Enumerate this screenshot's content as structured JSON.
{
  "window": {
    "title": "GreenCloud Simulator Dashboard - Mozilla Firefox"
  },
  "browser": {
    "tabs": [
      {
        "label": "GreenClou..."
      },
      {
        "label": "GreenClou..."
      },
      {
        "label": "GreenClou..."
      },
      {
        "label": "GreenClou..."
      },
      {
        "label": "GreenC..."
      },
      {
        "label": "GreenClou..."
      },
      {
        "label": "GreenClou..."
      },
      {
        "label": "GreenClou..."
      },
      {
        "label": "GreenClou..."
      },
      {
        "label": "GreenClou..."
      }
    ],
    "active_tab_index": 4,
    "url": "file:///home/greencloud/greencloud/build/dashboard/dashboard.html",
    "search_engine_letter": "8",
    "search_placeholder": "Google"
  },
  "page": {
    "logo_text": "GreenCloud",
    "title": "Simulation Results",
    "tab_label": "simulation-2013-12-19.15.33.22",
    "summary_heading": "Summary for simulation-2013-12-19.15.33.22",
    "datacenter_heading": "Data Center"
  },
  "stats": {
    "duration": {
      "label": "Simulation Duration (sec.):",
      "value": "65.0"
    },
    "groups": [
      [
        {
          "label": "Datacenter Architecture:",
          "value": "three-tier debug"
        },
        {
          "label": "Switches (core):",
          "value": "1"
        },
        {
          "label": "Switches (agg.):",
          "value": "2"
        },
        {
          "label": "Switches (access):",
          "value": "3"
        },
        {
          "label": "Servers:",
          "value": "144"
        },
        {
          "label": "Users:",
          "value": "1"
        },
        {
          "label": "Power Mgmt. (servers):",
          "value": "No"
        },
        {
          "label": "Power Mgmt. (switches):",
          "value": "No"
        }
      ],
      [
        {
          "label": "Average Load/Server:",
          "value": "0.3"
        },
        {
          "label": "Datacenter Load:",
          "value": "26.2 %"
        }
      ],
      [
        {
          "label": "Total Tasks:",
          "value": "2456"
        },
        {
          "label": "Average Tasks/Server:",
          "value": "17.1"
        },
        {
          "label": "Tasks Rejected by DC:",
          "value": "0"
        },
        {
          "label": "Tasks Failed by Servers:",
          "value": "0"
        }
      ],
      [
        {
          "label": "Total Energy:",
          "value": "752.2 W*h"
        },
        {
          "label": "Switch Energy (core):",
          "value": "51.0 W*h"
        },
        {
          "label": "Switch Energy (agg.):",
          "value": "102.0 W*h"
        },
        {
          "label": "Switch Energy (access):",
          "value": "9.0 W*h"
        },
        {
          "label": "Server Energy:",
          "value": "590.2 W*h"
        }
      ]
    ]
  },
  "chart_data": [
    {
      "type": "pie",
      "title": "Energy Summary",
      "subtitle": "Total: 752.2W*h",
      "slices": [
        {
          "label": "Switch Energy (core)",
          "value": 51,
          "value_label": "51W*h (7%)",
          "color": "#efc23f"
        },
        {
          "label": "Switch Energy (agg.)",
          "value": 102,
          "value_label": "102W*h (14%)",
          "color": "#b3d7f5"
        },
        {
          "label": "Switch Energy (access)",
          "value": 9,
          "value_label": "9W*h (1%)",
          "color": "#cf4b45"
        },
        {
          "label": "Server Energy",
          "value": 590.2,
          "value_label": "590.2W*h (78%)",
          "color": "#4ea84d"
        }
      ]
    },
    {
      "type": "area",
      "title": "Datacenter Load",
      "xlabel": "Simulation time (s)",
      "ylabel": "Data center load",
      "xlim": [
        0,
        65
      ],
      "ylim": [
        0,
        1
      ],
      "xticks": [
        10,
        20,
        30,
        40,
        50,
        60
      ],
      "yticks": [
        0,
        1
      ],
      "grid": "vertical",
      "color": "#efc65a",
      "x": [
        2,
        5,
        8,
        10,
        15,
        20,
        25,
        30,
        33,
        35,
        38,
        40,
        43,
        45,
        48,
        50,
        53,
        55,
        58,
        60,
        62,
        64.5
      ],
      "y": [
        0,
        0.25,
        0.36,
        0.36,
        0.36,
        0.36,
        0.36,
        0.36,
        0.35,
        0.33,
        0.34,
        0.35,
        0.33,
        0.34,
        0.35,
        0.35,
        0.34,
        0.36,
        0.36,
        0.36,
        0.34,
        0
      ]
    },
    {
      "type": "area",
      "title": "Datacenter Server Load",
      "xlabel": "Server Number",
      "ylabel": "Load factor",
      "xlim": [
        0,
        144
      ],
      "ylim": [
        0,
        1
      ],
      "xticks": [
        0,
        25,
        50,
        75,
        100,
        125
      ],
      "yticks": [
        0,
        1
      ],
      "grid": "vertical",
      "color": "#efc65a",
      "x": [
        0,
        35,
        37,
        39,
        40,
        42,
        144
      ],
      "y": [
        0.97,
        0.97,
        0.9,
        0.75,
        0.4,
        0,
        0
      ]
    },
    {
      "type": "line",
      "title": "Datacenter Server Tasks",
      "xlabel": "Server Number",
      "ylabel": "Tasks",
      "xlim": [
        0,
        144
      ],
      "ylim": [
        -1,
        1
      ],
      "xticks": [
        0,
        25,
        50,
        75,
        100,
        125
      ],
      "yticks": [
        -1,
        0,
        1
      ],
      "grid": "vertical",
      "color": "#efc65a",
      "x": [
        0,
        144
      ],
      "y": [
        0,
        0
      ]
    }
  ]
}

• • • • • • •

• DESCRIPTION OF THE TASK
In full and verbatim, repeat the records given above.

• TASK RESPONSE
Enumerate this screenshot's content as structured JSON.
{
  "window": {
    "title": "GreenCloud Simulator Dashboard - Mozilla Firefox"
  },
  "browser": {
    "tabs": [
      {
        "label": "GreenClou..."
      },
      {
        "label": "GreenClou..."
      },
      {
        "label": "GreenClou..."
      },
      {
        "label": "GreenClou..."
      },
      {
        "label": "GreenC..."
      },
      {
        "label": "GreenClou..."
      },
      {
        "label": "GreenClou..."
      },
      {
        "label": "GreenClou..."
      },
      {
        "label": "GreenClou..."
      },
      {
        "label": "GreenClou..."
      }
    ],
    "active_tab_index": 4,
    "url": "file:///home/greencloud/greencloud/build/dashboard/dashboard.html",
    "search_engine_letter": "8",
    "search_placeholder": "Google"
  },
  "page": {
    "logo_text": "GreenCloud",
    "title": "Simulation Results",
    "tab_label": "simulation-2013-12-19.15.33.22",
    "summary_heading": "Summary for simulation-2013-12-19.15.33.22",
    "datacenter_heading": "Data Center"
  },
  "stats": {
    "duration": {
      "label": "Simulation Duration (sec.):",
      "value": "65.0"
    },
    "groups": [
      [
        {
          "label": "Datacenter Architecture:",
          "value": "three-tier debug"
        },
        {
          "label": "Switches (core):",
          "value": "1"
        },
        {
          "label": "Switches (agg.):",
          "value": "2"
        },
        {
          "label": "Switches (access):",
          "value": "3"
        },
        {
          "label": "Servers:",
          "value": "144"
        },
        {
          "label": "Users:",
          "value": "1"
        },
        {
          "label": "Power Mgmt. (servers):",
          "value": "No"
        },
        {
          "label": "Power Mgmt. (switches):",
          "value": "No"
        }
      ],
      [
        {
          "label": "Average Load/Server:",
          "value": "0.3"
        },
        {
          "label": "Datacenter Load:",
          "value": "26.2 %"
        }
      ],
      [
        {
          "label": "Total Tasks:",
          "value": "2456"
        },
        {
          "label": "Average Tasks/Server:",
          "value": "17.1"
        },
        {
          "label": "Tasks Rejected by DC:",
          "value": "0"
        },
        {
          "label": "Tasks Failed by Servers:",
          "value": "0"
        }
      ],
      [
        {
          "label": "Total Energy:",
          "value": "752.2 W*h"
        },
        {
          "label": "Switch Energy (core):",
          "value": "51.0 W*h"
        },
        {
          "label": "Switch Energy (agg.):",
          "value": "102.0 W*h"
        },
        {
          "label": "Switch Energy (access):",
          "value": "9.0 W*h"
        },
        {
          "label": "Server Energy:",
          "value": "590.2 W*h"
        }
      ]
    ]
  },
  "chart_data": [
    {
      "type": "pie",
      "title": "Energy Summary",
      "subtitle": "Total: 752.2W*h",
      "slices": [
        {
          "label": "Switch Energy (core)",
          "value": 51,
          "value_label": "51W*h (7%)",
          "color": "#efc23f"
        },
        {
          "label": "Switch Energy (agg.)",
          "value": 102,
          "value_label": "102W*h (14%)",
          "color": "#b3d7f5"
        },
        {
          "label": "Switch Energy (access)",
          "value": 9,
          "value_label": "9W*h (1%)",
          "color": "#cf4b45"
        },
        {
          "label": "Server Energy",
          "value": 590.2,
          "value_label": "590.2W*h (78%)",
          "color": "#4ea84d"
        }
      ]
    },
    {
      "type": "area",
      "title": "Datacenter Load",
      "xlabel": "Simulation time (s)",
      "ylabel": "Data center load",
      "xlim": [
        0,
        65
      ],
      "ylim": [
        0,
        1
      ],
      "xticks": [
        10,
        20,
        30,
        40,
        50,
        60
      ],
      "yticks": [
        0,
        1
      ],
      "grid": "vertical",
      "color": "#efc65a",
      "x": [
        2,
        5,
        8,
        10,
        15,
        20,
        25,
        30,
        33,
        35,
        38,
        40,
        43,
        45,
        48,
        50,
        53,
        55,
        58,
        60,
        62,
        64.5
      ],
      "y": [
        0,
        0.25,
        0.36,
        0.36,
        0.36,
        0.36,
        0.36,
        0.36,
        0.35,
        0.33,
        0.34,
        0.35,
        0.33,
        0.34,
        0.35,
        0.35,
        0.34,
        0.36,
        0.36,
        0.36,
        0.34,
        0
      ]
    },
    {
      "type": "area",
      "title": "Datacenter Server Load",
      "xlabel": "Server Number",
      "ylabel": "Load factor",
      "xlim": [
        0,
        144
      ],
      "ylim": [
        0,
        1
      ],
      "xticks": [
        0,
        25,
        50,
        75,
        100,
        125
      ],
      "yticks": [
        0,
        1
      ],
      "grid": "vertical",
      "color": "#efc65a",
      "x": [
        0,
        35,
        37,
        39,
        40,
        42,
        144
      ],
      "y": [
        0.97,
        0.97,
        0.9,
        0.75,
        0.4,
        0,
        0
      ]
    },
    {
      "type": "line",
      "title": "Datacenter Server Tasks",
      "xlabel": "Server Number",
      "ylabel": "Tasks",
      "xlim": [
        0,
        144
      ],
      "ylim": [
        -1,
        1
      ],
      "xticks": [
        0,
        25,
        50,
        75,
        100,
        125
      ],
      "yticks": [
        -1,
        0,
        1
      ],
      "grid": "vertical",
      "color": "#efc65a",
      "x": [
        0,
        144
      ],
      "y": [
        0,
        0
      ]
    }
  ]
}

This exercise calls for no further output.